**WHAT THE TASK REQUIRES**
Omit the pictures and output every entry below exactly as written.

Entries taken from a collection
★ ★ ★ ★ ★ ★ ★

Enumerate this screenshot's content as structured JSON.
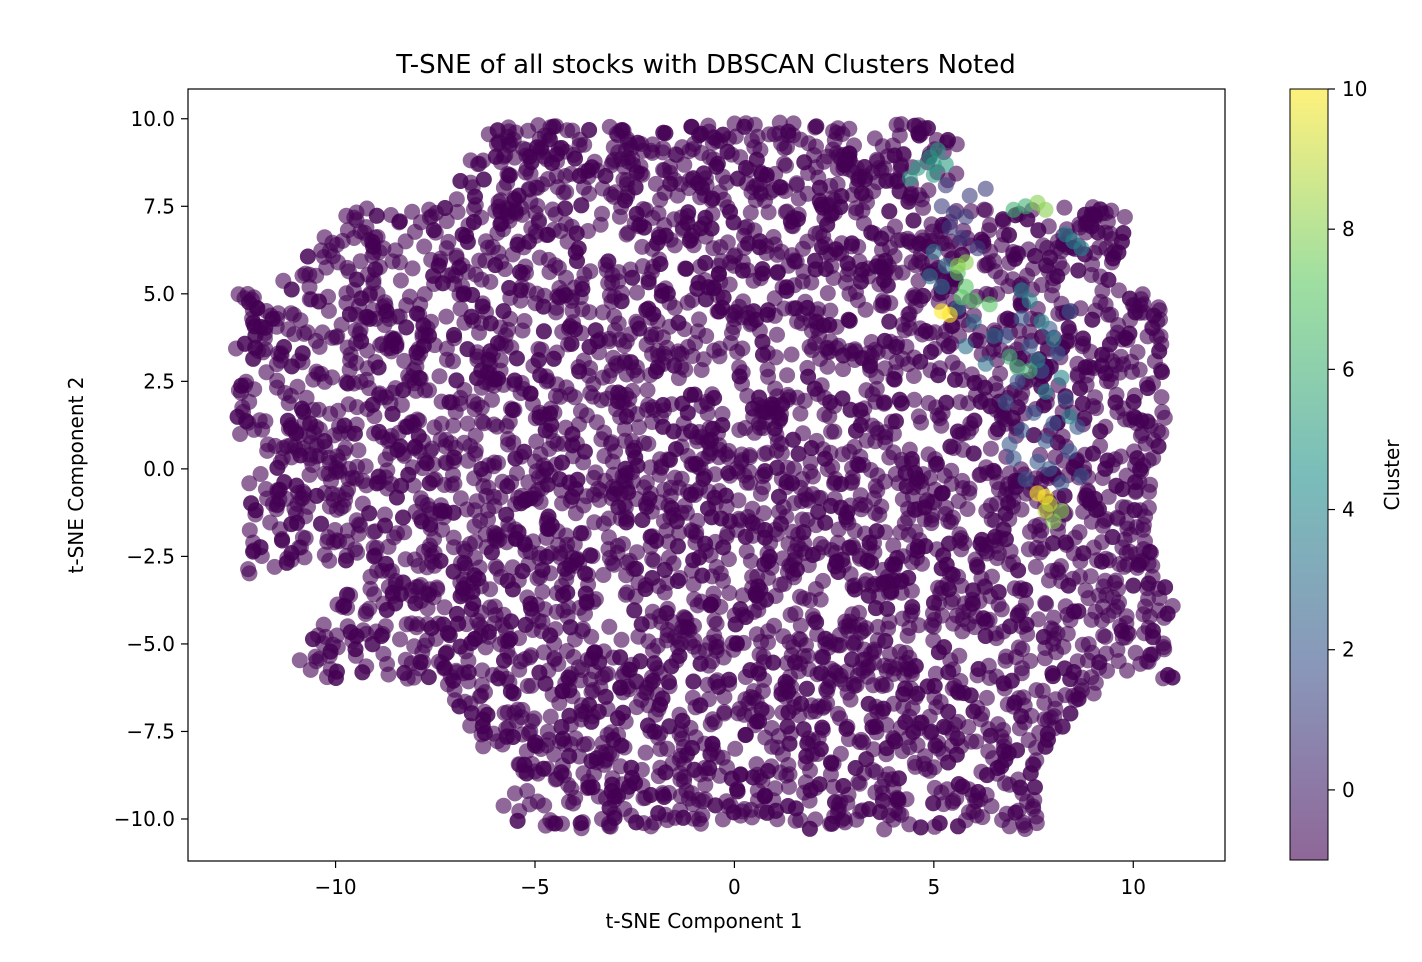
{
  "chart_data": {
    "type": "scatter",
    "title": "T-SNE of all stocks with DBSCAN Clusters Noted",
    "xlabel": "t-SNE Component 1",
    "ylabel": "t-SNE Component 2",
    "xlim": [
      -13.7,
      12.3
    ],
    "ylim": [
      -11.2,
      10.85
    ],
    "xticks": [
      -10,
      -5,
      0,
      5,
      10
    ],
    "xtick_labels": [
      "−10",
      "−5",
      "0",
      "5",
      "10"
    ],
    "yticks": [
      10.0,
      7.5,
      5.0,
      2.5,
      0.0,
      -2.5,
      -5.0,
      -7.5,
      -10.0
    ],
    "ytick_labels": [
      "10.0",
      "7.5",
      "5.0",
      "2.5",
      "0.0",
      "−2.5",
      "−5.0",
      "−7.5",
      "−10.0"
    ],
    "grid": false,
    "point_alpha": 0.6,
    "colormap": "viridis",
    "colors": {
      "noise": "#440154",
      "viridis_stops": [
        "#440154",
        "#3b528b",
        "#21918c",
        "#5ec962",
        "#fde725"
      ]
    },
    "colorbar": {
      "label": "Cluster",
      "range": [
        -1,
        10
      ],
      "ticks": [
        0,
        2,
        4,
        6,
        8,
        10
      ],
      "tick_labels": [
        "0",
        "2",
        "4",
        "6",
        "8",
        "10"
      ]
    },
    "clusters": [
      {
        "label": 1,
        "points": [
          [
            5.2,
            7.5
          ],
          [
            5.5,
            7.3
          ],
          [
            5.8,
            7.2
          ],
          [
            5.4,
            6.9
          ],
          [
            5.7,
            6.6
          ],
          [
            6.1,
            6.3
          ],
          [
            5.9,
            7.8
          ],
          [
            6.3,
            8.0
          ],
          [
            5.3,
            8.1
          ]
        ]
      },
      {
        "label": 2,
        "points": [
          [
            7.6,
            0.2
          ],
          [
            7.9,
            0.0
          ],
          [
            7.3,
            -0.3
          ],
          [
            7.0,
            0.3
          ],
          [
            8.2,
            -0.4
          ],
          [
            7.8,
            0.8
          ],
          [
            7.2,
            1.1
          ],
          [
            8.4,
            0.5
          ],
          [
            7.5,
            1.6
          ],
          [
            8.0,
            1.3
          ],
          [
            6.8,
            1.9
          ],
          [
            8.3,
            2.0
          ],
          [
            7.1,
            2.5
          ],
          [
            7.7,
            2.8
          ],
          [
            8.1,
            3.3
          ],
          [
            7.4,
            3.5
          ],
          [
            6.8,
            3.8
          ],
          [
            7.9,
            4.0
          ],
          [
            7.2,
            4.3
          ],
          [
            8.4,
            4.5
          ],
          [
            8.6,
            1.2
          ],
          [
            6.9,
            0.7
          ],
          [
            8.7,
            -0.2
          ]
        ]
      },
      {
        "label": 3,
        "points": [
          [
            5.0,
            6.2
          ],
          [
            5.3,
            5.8
          ],
          [
            4.9,
            5.5
          ],
          [
            5.2,
            5.2
          ],
          [
            5.6,
            4.6
          ],
          [
            6.0,
            4.2
          ],
          [
            6.5,
            3.8
          ],
          [
            5.8,
            3.5
          ],
          [
            6.3,
            3.0
          ]
        ]
      },
      {
        "label": 4,
        "points": [
          [
            8.5,
            6.5
          ],
          [
            8.7,
            6.3
          ],
          [
            8.3,
            6.7
          ],
          [
            7.2,
            5.1
          ],
          [
            7.4,
            4.8
          ],
          [
            7.7,
            4.2
          ],
          [
            8.0,
            3.7
          ],
          [
            7.6,
            3.1
          ],
          [
            8.2,
            2.6
          ],
          [
            7.8,
            2.2
          ],
          [
            8.4,
            1.5
          ]
        ]
      },
      {
        "label": 5,
        "points": [
          [
            4.6,
            8.6
          ],
          [
            4.9,
            8.9
          ],
          [
            5.0,
            8.4
          ],
          [
            5.3,
            8.7
          ],
          [
            4.4,
            8.3
          ],
          [
            5.1,
            9.1
          ],
          [
            5.0,
            8.7
          ]
        ]
      },
      {
        "label": 6,
        "points": [
          [
            7.0,
            7.4
          ],
          [
            7.3,
            7.5
          ],
          [
            7.1,
            2.9
          ],
          [
            7.4,
            2.8
          ],
          [
            6.9,
            3.2
          ]
        ]
      },
      {
        "label": 7,
        "points": [
          [
            5.7,
            4.9
          ],
          [
            6.0,
            4.8
          ],
          [
            6.4,
            4.7
          ],
          [
            5.8,
            5.2
          ],
          [
            5.6,
            5.6
          ]
        ]
      },
      {
        "label": 8,
        "points": [
          [
            7.6,
            7.6
          ],
          [
            7.8,
            7.4
          ],
          [
            5.6,
            5.8
          ],
          [
            5.8,
            5.9
          ],
          [
            8.0,
            -1.5
          ],
          [
            8.2,
            -1.2
          ]
        ]
      },
      {
        "label": 9,
        "points": [
          [
            7.8,
            -1.2
          ],
          [
            7.9,
            -1.0
          ]
        ]
      },
      {
        "label": 10,
        "points": [
          [
            5.2,
            4.5
          ],
          [
            5.4,
            4.4
          ],
          [
            7.6,
            -0.7
          ],
          [
            7.8,
            -0.8
          ]
        ]
      }
    ],
    "noise_points_note": ""
  }
}
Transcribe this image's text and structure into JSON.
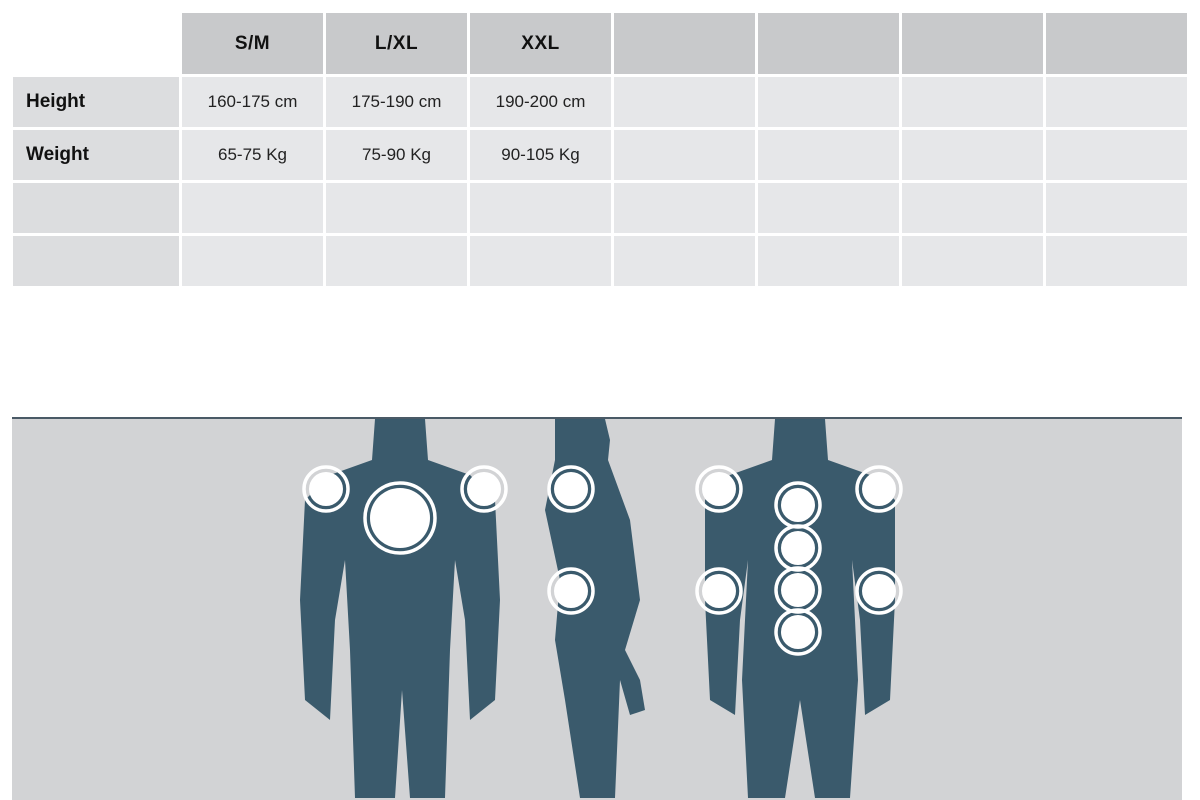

★ ★ ★ ★ ★ ★ ★

**PROBLEM SOLUTION**
Enumerate this screenshot's content as structured JSON.
{
  "chart_data": {
    "type": "scatter",
    "title": "T-SNE of all stocks with DBSCAN Clusters Noted",
    "xlabel": "t-SNE Component 1",
    "ylabel": "t-SNE Component 2",
    "xlim": [
      -13.7,
      12.3
    ],
    "ylim": [
      -11.2,
      10.85
    ],
    "xticks": [
      -10,
      -5,
      0,
      5,
      10
    ],
    "xtick_labels": [
      "−10",
      "−5",
      "0",
      "5",
      "10"
    ],
    "yticks": [
      10.0,
      7.5,
      5.0,
      2.5,
      0.0,
      -2.5,
      -5.0,
      -7.5,
      -10.0
    ],
    "ytick_labels": [
      "10.0",
      "7.5",
      "5.0",
      "2.5",
      "0.0",
      "−2.5",
      "−5.0",
      "−7.5",
      "−10.0"
    ],
    "grid": false,
    "point_alpha": 0.6,
    "colormap": "viridis",
    "colors": {
      "noise": "#440154",
      "viridis_stops": [
        "#440154",
        "#3b528b",
        "#21918c",
        "#5ec962",
        "#fde725"
      ]
    },
    "colorbar": {
      "label": "Cluster",
      "range": [
        -1,
        10
      ],
      "ticks": [
        0,
        2,
        4,
        6,
        8,
        10
      ],
      "tick_labels": [
        "0",
        "2",
        "4",
        "6",
        "8",
        "10"
      ]
    },
    "clusters": [
      {
        "label": 1,
        "points": [
          [
            5.2,
            7.5
          ],
          [
            5.5,
            7.3
          ],
          [
            5.8,
            7.2
          ],
          [
            5.4,
            6.9
          ],
          [
            5.7,
            6.6
          ],
          [
            6.1,
            6.3
          ],
          [
            5.9,
            7.8
          ],
          [
            6.3,
            8.0
          ],
          [
            5.3,
            8.1
          ]
        ]
      },
      {
        "label": 2,
        "points": [
          [
            7.6,
            0.2
          ],
          [
            7.9,
            0.0
          ],
          [
            7.3,
            -0.3
          ],
          [
            7.0,
            0.3
          ],
          [
            8.2,
            -0.4
          ],
          [
            7.8,
            0.8
          ],
          [
            7.2,
            1.1
          ],
          [
            8.4,
            0.5
          ],
          [
            7.5,
            1.6
          ],
          [
            8.0,
            1.3
          ],
          [
            6.8,
            1.9
          ],
          [
            8.3,
            2.0
          ],
          [
            7.1,
            2.5
          ],
          [
            7.7,
            2.8
          ],
          [
            8.1,
            3.3
          ],
          [
            7.4,
            3.5
          ],
          [
            6.8,
            3.8
          ],
          [
            7.9,
            4.0
          ],
          [
            7.2,
            4.3
          ],
          [
            8.4,
            4.5
          ],
          [
            8.6,
            1.2
          ],
          [
            6.9,
            0.7
          ],
          [
            8.7,
            -0.2
          ]
        ]
      },
      {
        "label": 3,
        "points": [
          [
            5.0,
            6.2
          ],
          [
            5.3,
            5.8
          ],
          [
            4.9,
            5.5
          ],
          [
            5.2,
            5.2
          ],
          [
            5.6,
            4.6
          ],
          [
            6.0,
            4.2
          ],
          [
            6.5,
            3.8
          ],
          [
            5.8,
            3.5
          ],
          [
            6.3,
            3.0
          ]
        ]
      },
      {
        "label": 4,
        "points": [
          [
            8.5,
            6.5
          ],
          [
            8.7,
            6.3
          ],
          [
            8.3,
            6.7
          ],
          [
            7.2,
            5.1
          ],
          [
            7.4,
            4.8
          ],
          [
            7.7,
            4.2
          ],
          [
            8.0,
            3.7
          ],
          [
            7.6,
            3.1
          ],
          [
            8.2,
            2.6
          ],
          [
            7.8,
            2.2
          ],
          [
            8.4,
            1.5
          ]
        ]
      },
      {
        "label": 5,
        "points": [
          [
            4.6,
            8.6
          ],
          [
            4.9,
            8.9
          ],
          [
            5.0,
            8.4
          ],
          [
            5.3,
            8.7
          ],
          [
            4.4,
            8.3
          ],
          [
            5.1,
            9.1
          ],
          [
            5.0,
            8.7
          ]
        ]
      },
      {
        "label": 6,
        "points": [
          [
            7.0,
            7.4
          ],
          [
            7.3,
            7.5
          ],
          [
            7.1,
            2.9
          ],
          [
            7.4,
            2.8
          ],
          [
            6.9,
            3.2
          ]
        ]
      },
      {
        "label": 7,
        "points": [
          [
            5.7,
            4.9
          ],
          [
            6.0,
            4.8
          ],
          [
            6.4,
            4.7
          ],
          [
            5.8,
            5.2
          ],
          [
            5.6,
            5.6
          ]
        ]
      },
      {
        "label": 8,
        "points": [
          [
            7.6,
            7.6
          ],
          [
            7.8,
            7.4
          ],
          [
            5.6,
            5.8
          ],
          [
            5.8,
            5.9
          ],
          [
            8.0,
            -1.5
          ],
          [
            8.2,
            -1.2
          ]
        ]
      },
      {
        "label": 9,
        "points": [
          [
            7.8,
            -1.2
          ],
          [
            7.9,
            -1.0
          ]
        ]
      },
      {
        "label": 10,
        "points": [
          [
            5.2,
            4.5
          ],
          [
            5.4,
            4.4
          ],
          [
            7.6,
            -0.7
          ],
          [
            7.8,
            -0.8
          ]
        ]
      }
    ],
    "noise_points_note": ""
  }
}
Transcribe this image's text and structure into JSON.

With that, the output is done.